Recorded data
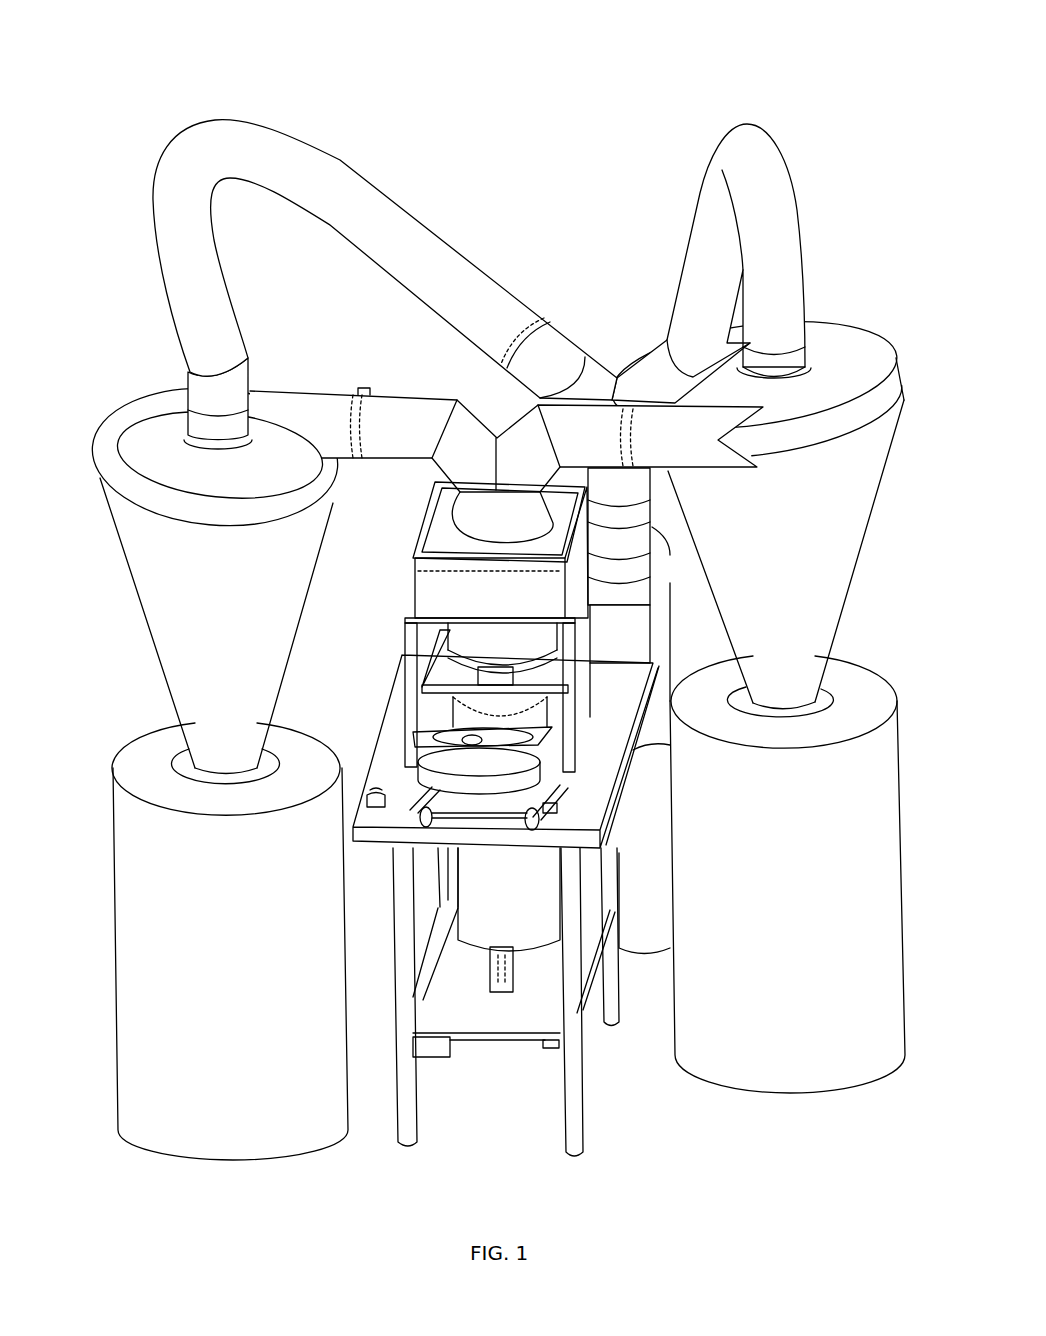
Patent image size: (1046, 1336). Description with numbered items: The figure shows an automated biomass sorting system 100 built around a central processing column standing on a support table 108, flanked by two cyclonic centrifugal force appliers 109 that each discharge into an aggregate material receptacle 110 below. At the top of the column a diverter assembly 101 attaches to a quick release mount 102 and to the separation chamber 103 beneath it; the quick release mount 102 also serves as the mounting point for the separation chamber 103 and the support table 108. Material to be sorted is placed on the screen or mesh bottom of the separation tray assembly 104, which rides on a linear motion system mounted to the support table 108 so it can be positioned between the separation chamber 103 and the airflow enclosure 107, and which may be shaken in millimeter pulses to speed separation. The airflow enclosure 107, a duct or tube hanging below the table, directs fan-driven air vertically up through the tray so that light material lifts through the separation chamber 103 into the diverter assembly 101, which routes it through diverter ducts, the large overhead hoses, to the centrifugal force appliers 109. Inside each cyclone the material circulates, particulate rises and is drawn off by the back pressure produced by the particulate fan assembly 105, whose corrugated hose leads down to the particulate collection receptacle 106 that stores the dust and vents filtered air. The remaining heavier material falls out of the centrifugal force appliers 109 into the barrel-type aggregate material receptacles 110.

The automated biomass sorting system 100 is at (504, 584).
The diverter assembly 101 is at (476, 521).
The quick release mount 102 is at (470, 602).
The separation chamber 103 is at (478, 641).
The separation tray assembly 104 is at (476, 744).
The particulate fan assembly 105 is at (654, 641).
The particulate collection receptacle 106 is at (647, 897).
The airflow enclosure 107 is at (520, 929).
The support table 108 is at (391, 818).
The centrifugal force appliers 109 is at (772, 596).
The aggregate material receptacles 110 is at (772, 864).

Your instructions
Reproduce these lines with "central processing column" switched to "main processing column", leaving everything else unchanged and omitting the pictures.

Worked answer
Patent image size: (1046, 1336). Description with numbered items: The figure shows an automated biomass sorting system 100 built around a main processing column standing on a support table 108, flanked by two cyclonic centrifugal force appliers 109 that each discharge into an aggregate material receptacle 110 below. At the top of the column a diverter assembly 101 attaches to a quick release mount 102 and to the separation chamber 103 beneath it; the quick release mount 102 also serves as the mounting point for the separation chamber 103 and the support table 108. Material to be sorted is placed on the screen or mesh bottom of the separation tray assembly 104, which rides on a linear motion system mounted to the support table 108 so it can be positioned between the separation chamber 103 and the airflow enclosure 107, and which may be shaken in millimeter pulses to speed separation. The airflow enclosure 107, a duct or tube hanging below the table, directs fan-driven air vertically up through the tray so that light material lifts through the separation chamber 103 into the diverter assembly 101, which routes it through diverter ducts, the large overhead hoses, to the centrifugal force appliers 109. Inside each cyclone the material circulates, particulate rises and is drawn off by the back pressure produced by the particulate fan assembly 105, whose corrugated hose leads down to the particulate collection receptacle 106 that stores the dust and vents filtered air. The remaining heavier material falls out of the centrifugal force appliers 109 into the barrel-type aggregate material receptacles 110.

The automated biomass sorting system 100 is at (504, 584).
The diverter assembly 101 is at (476, 521).
The quick release mount 102 is at (470, 602).
The separation chamber 103 is at (478, 641).
The separation tray assembly 104 is at (476, 744).
The particulate fan assembly 105 is at (654, 641).
The particulate collection receptacle 106 is at (647, 897).
The airflow enclosure 107 is at (520, 929).
The support table 108 is at (391, 818).
The centrifugal force appliers 109 is at (772, 596).
The aggregate material receptacles 110 is at (772, 864).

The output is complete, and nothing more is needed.